-------- Records supplied

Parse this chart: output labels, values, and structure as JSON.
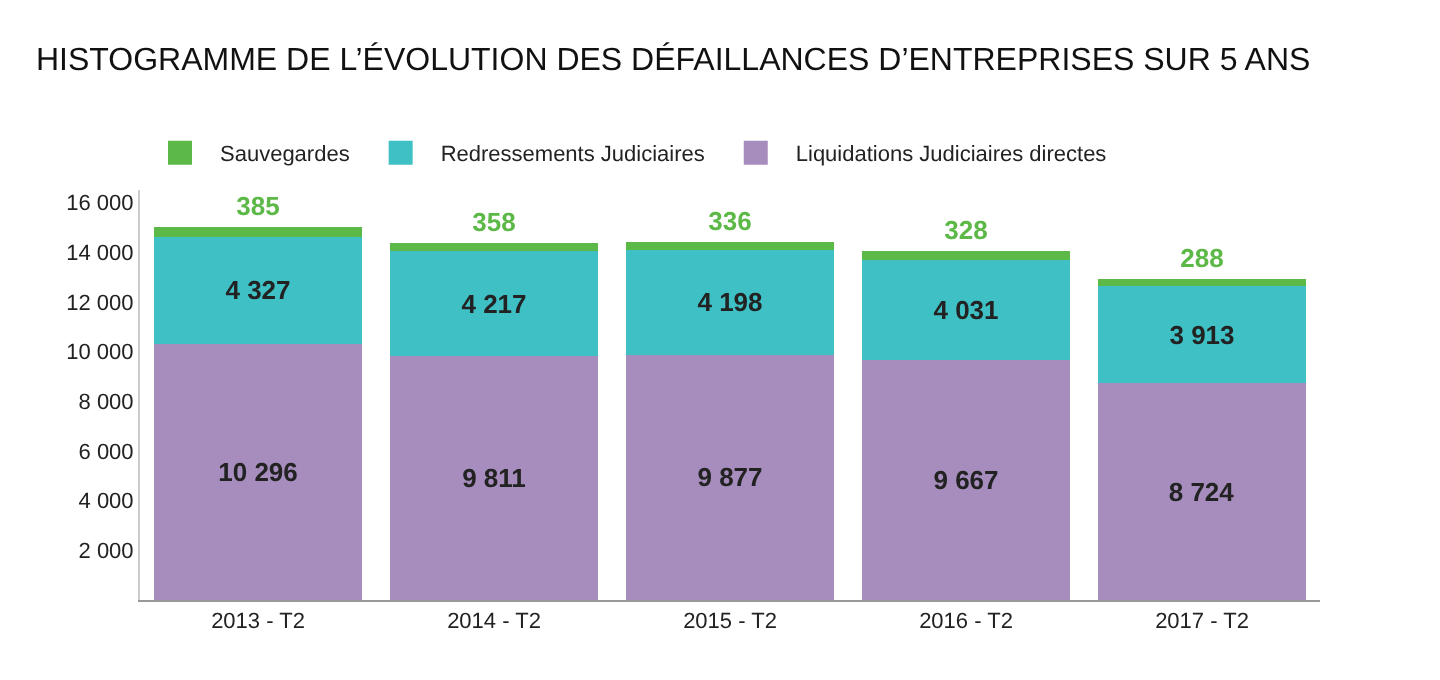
{
  "chart_data": {
    "type": "bar",
    "stacked": true,
    "title": "HISTOGRAMME DE L’ÉVOLUTION DES DÉFAILLANCES D’ENTREPRISES SUR 5 ANS",
    "categories": [
      "2013 - T2",
      "2014 - T2",
      "2015 - T2",
      "2016 - T2",
      "2017 - T2"
    ],
    "series": [
      {
        "name": "Liquidations Judiciaires directes",
        "color": "#a68dbd",
        "values": [
          10296,
          9811,
          9877,
          9667,
          8724
        ],
        "value_labels": [
          "10 296",
          "9 811",
          "9 877",
          "9 667",
          "8 724"
        ]
      },
      {
        "name": "Redressements Judiciaires",
        "color": "#3fc0c5",
        "values": [
          4327,
          4217,
          4198,
          4031,
          3913
        ],
        "value_labels": [
          "4 327",
          "4 217",
          "4 198",
          "4 031",
          "3 913"
        ]
      },
      {
        "name": "Sauvegardes",
        "color": "#5cb847",
        "values": [
          385,
          358,
          336,
          328,
          288
        ],
        "value_labels": [
          "385",
          "358",
          "336",
          "328",
          "288"
        ]
      }
    ],
    "ylim": [
      0,
      16500
    ],
    "yticks": [
      {
        "value": 2000,
        "label": "2 000"
      },
      {
        "value": 4000,
        "label": "4 000"
      },
      {
        "value": 6000,
        "label": "6 000"
      },
      {
        "value": 8000,
        "label": "8 000"
      },
      {
        "value": 10000,
        "label": "10 000"
      },
      {
        "value": 12000,
        "label": "12 000"
      },
      {
        "value": 14000,
        "label": "14 000"
      },
      {
        "value": 16000,
        "label": "16 000"
      }
    ],
    "legend": "top left"
  }
}
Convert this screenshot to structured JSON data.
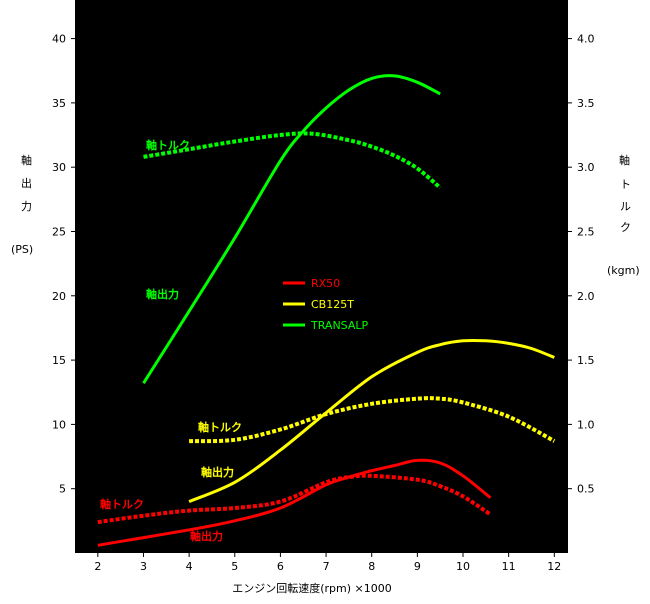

----------------

Aim of the task: Every entry must be transcribed exactly. Pictures do not belong in the copy.

The result:
Parse this chart: output labels, values, and structure as JSON.
{
  "chart_data": {
    "type": "bar",
    "stacked": true,
    "title": "HISTOGRAMME DE L’ÉVOLUTION DES DÉFAILLANCES D’ENTREPRISES SUR 5 ANS",
    "categories": [
      "2013 - T2",
      "2014 - T2",
      "2015 - T2",
      "2016 - T2",
      "2017 - T2"
    ],
    "series": [
      {
        "name": "Liquidations Judiciaires directes",
        "color": "#a68dbd",
        "values": [
          10296,
          9811,
          9877,
          9667,
          8724
        ],
        "value_labels": [
          "10 296",
          "9 811",
          "9 877",
          "9 667",
          "8 724"
        ]
      },
      {
        "name": "Redressements Judiciaires",
        "color": "#3fc0c5",
        "values": [
          4327,
          4217,
          4198,
          4031,
          3913
        ],
        "value_labels": [
          "4 327",
          "4 217",
          "4 198",
          "4 031",
          "3 913"
        ]
      },
      {
        "name": "Sauvegardes",
        "color": "#5cb847",
        "values": [
          385,
          358,
          336,
          328,
          288
        ],
        "value_labels": [
          "385",
          "358",
          "336",
          "328",
          "288"
        ]
      }
    ],
    "ylim": [
      0,
      16500
    ],
    "yticks": [
      {
        "value": 2000,
        "label": "2 000"
      },
      {
        "value": 4000,
        "label": "4 000"
      },
      {
        "value": 6000,
        "label": "6 000"
      },
      {
        "value": 8000,
        "label": "8 000"
      },
      {
        "value": 10000,
        "label": "10 000"
      },
      {
        "value": 12000,
        "label": "12 000"
      },
      {
        "value": 14000,
        "label": "14 000"
      },
      {
        "value": 16000,
        "label": "16 000"
      }
    ],
    "legend": "top left"
  }
}
Convert this screenshot to structured JSON data.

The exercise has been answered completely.